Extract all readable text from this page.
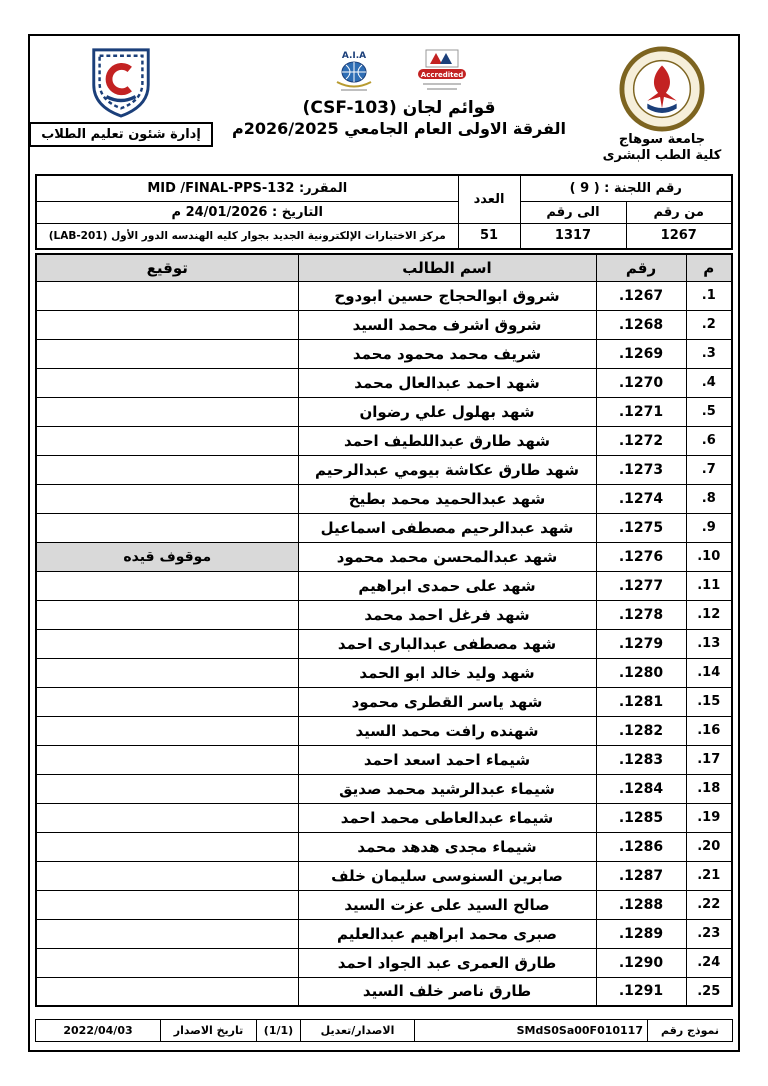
جامعة سوهاج
كلية الطب البشرى
Accredited
A.I.A
قوائم لجان (CSF-103)
الفرقة الاولى العام الجامعي 2026/2025م
إدارة شئون تعليم الطلاب
رقم اللجنة : ( 9 )		العدد	المقرر: MID /FINAL-PPS-132
من رقم	الى رقم		التاريخ : 24/01/2026 م
1267	1317	51	مركز الاختبارات الإلكترونية الجديد بجوار كليه الهندسه الدور الأول (LAB-201)
م	رقم	اسم الطالب	توقيع
1.	1267.	شروق ابوالحجاج حسين ابودوح	
2.	1268.	شروق اشرف محمد السيد	
3.	1269.	شريف محمد محمود محمد	
4.	1270.	شهد احمد عبدالعال محمد	
5.	1271.	شهد بهلول علي رضوان	
6.	1272.	شهد طارق عبداللطيف احمد	
7.	1273.	شهد طارق عكاشة بيومي عبدالرحيم	
8.	1274.	شهد عبدالحميد محمد بطيخ	
9.	1275.	شهد عبدالرحيم مصطفى اسماعيل	
10.	1276.	شهد عبدالمحسن محمد محمود	موقوف قيده
11.	1277.	شهد على حمدى ابراهيم	
12.	1278.	شهد فرغل احمد محمد	
13.	1279.	شهد مصطفى عبدالبارى احمد	
14.	1280.	شهد وليد خالد ابو الحمد	
15.	1281.	شهد ياسر القطرى محمود	
16.	1282.	شهنده رافت محمد السيد	
17.	1283.	شيماء احمد اسعد احمد	
18.	1284.	شيماء عبدالرشيد محمد صديق	
19.	1285.	شيماء عبدالعاطى محمد احمد	
20.	1286.	شيماء مجدى هدهد محمد	
21.	1287.	صابرين السنوسى سليمان خلف	
22.	1288.	صالح السيد على عزت السيد	
23.	1289.	صبرى محمد ابراهيم عبدالعليم	
24.	1290.	طارق العمرى عبد الجواد احمد	
25.	1291.	طارق ناصر خلف السيد	
نموذج رقم	SMdS0Sa00F010117	الاصدار/تعديل	(1/1)	تاريخ الاصدار	2022/04/03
________
→ **Given exercise**
Reproduce the data verbatim. Do not carry any picture into the copy.

→ **Exercise output**
Extract all readable text from this page.
جامعة سوهاج
كلية الطب البشرى
Accredited
A.I.A
قوائم لجان (CSF-103)
الفرقة الاولى العام الجامعي 2026/2025م
إدارة شئون تعليم الطلاب
رقم اللجنة : ( 9 )		العدد	المقرر: MID /FINAL-PPS-132
من رقم	الى رقم		التاريخ : 24/01/2026 م
1267	1317	51	مركز الاختبارات الإلكترونية الجديد بجوار كليه الهندسه الدور الأول (LAB-201)
م	رقم	اسم الطالب	توقيع
1.	1267.	شروق ابوالحجاج حسين ابودوح	
2.	1268.	شروق اشرف محمد السيد	
3.	1269.	شريف محمد محمود محمد	
4.	1270.	شهد احمد عبدالعال محمد	
5.	1271.	شهد بهلول علي رضوان	
6.	1272.	شهد طارق عبداللطيف احمد	
7.	1273.	شهد طارق عكاشة بيومي عبدالرحيم	
8.	1274.	شهد عبدالحميد محمد بطيخ	
9.	1275.	شهد عبدالرحيم مصطفى اسماعيل	
10.	1276.	شهد عبدالمحسن محمد محمود	موقوف قيده
11.	1277.	شهد على حمدى ابراهيم	
12.	1278.	شهد فرغل احمد محمد	
13.	1279.	شهد مصطفى عبدالبارى احمد	
14.	1280.	شهد وليد خالد ابو الحمد	
15.	1281.	شهد ياسر القطرى محمود	
16.	1282.	شهنده رافت محمد السيد	
17.	1283.	شيماء احمد اسعد احمد	
18.	1284.	شيماء عبدالرشيد محمد صديق	
19.	1285.	شيماء عبدالعاطى محمد احمد	
20.	1286.	شيماء مجدى هدهد محمد	
21.	1287.	صابرين السنوسى سليمان خلف	
22.	1288.	صالح السيد على عزت السيد	
23.	1289.	صبرى محمد ابراهيم عبدالعليم	
24.	1290.	طارق العمرى عبد الجواد احمد	
25.	1291.	طارق ناصر خلف السيد	
نموذج رقم	SMdS0Sa00F010117	الاصدار/تعديل	(1/1)	تاريخ الاصدار	2022/04/03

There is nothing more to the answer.